▸ Exercise description
Quote the entries that follow exactly, leaving none out.

▸ Supplied material
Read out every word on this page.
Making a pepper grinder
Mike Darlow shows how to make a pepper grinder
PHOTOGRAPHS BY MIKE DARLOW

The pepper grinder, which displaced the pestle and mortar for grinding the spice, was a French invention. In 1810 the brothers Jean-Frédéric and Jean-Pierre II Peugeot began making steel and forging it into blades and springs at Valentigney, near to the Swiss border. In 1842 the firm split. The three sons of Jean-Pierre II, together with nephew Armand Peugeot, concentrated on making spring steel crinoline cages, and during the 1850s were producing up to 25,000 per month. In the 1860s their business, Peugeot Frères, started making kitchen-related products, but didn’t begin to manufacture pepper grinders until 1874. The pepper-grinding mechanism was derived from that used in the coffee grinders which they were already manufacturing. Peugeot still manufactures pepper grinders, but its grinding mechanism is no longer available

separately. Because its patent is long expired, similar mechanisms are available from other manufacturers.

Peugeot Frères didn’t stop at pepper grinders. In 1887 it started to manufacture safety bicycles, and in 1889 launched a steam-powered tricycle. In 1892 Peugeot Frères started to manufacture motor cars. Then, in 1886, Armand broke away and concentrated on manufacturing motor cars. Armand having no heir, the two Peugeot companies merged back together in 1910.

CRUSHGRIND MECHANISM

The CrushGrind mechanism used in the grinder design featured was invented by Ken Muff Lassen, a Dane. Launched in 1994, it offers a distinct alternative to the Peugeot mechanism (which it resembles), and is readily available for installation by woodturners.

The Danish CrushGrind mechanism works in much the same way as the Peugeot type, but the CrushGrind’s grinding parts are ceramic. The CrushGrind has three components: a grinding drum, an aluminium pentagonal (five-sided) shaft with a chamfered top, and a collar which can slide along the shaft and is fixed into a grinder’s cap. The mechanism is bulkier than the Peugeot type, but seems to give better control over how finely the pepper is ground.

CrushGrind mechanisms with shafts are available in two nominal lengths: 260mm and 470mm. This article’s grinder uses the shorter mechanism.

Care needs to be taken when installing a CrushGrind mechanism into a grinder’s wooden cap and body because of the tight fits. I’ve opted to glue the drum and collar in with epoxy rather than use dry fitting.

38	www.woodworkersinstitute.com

▸ Worked answer
Read out every word on this page.
Making a pepper grinder
Mike Darlow shows how to make a pepper grinder
PHOTOGRAPHS BY MIKE DARLOW

The pepper grinder, which displaced the pestle and mortar for grinding the spice, was a French invention. In 1810 the brothers Jean-Frédéric and Jean-Pierre II Peugeot began making steel and forging it into blades and springs at Valentigney, near to the Swiss border. In 1842 the firm split. The three sons of Jean-Pierre II, together with nephew Armand Peugeot, concentrated on making spring steel crinoline cages, and during the 1850s were producing up to 25,000 per month. In the 1860s their business, Peugeot Frères, started making kitchen-related products, but didn’t begin to manufacture pepper grinders until 1874. The pepper-grinding mechanism was derived from that used in the coffee grinders which they were already manufacturing. Peugeot still manufactures pepper grinders, but its grinding mechanism is no longer available

separately. Because its patent is long expired, similar mechanisms are available from other manufacturers.

Peugeot Frères didn’t stop at pepper grinders. In 1887 it started to manufacture safety bicycles, and in 1889 launched a steam-powered tricycle. In 1892 Peugeot Frères started to manufacture motor cars. Then, in 1886, Armand broke away and concentrated on manufacturing motor cars. Armand having no heir, the two Peugeot companies merged back together in 1910.

CRUSHGRIND MECHANISM

The CrushGrind mechanism used in the grinder design featured was invented by Ken Muff Lassen, a Dane. Launched in 1994, it offers a distinct alternative to the Peugeot mechanism (which it resembles), and is readily available for installation by woodturners.

The Danish CrushGrind mechanism works in much the same way as the Peugeot type, but the CrushGrind’s grinding parts are ceramic. The CrushGrind has three components: a grinding drum, an aluminium pentagonal (five-sided) shaft with a chamfered top, and a collar which can slide along the shaft and is fixed into a grinder’s cap. The mechanism is bulkier than the Peugeot type, but seems to give better control over how finely the pepper is ground.

CrushGrind mechanisms with shafts are available in two nominal lengths: 260mm and 470mm. This article’s grinder uses the shorter mechanism.

Care needs to be taken when installing a CrushGrind mechanism into a grinder’s wooden cap and body because of the tight fits. I’ve opted to glue the drum and collar in with epoxy rather than use dry fitting.

38	www.woodworkersinstitute.com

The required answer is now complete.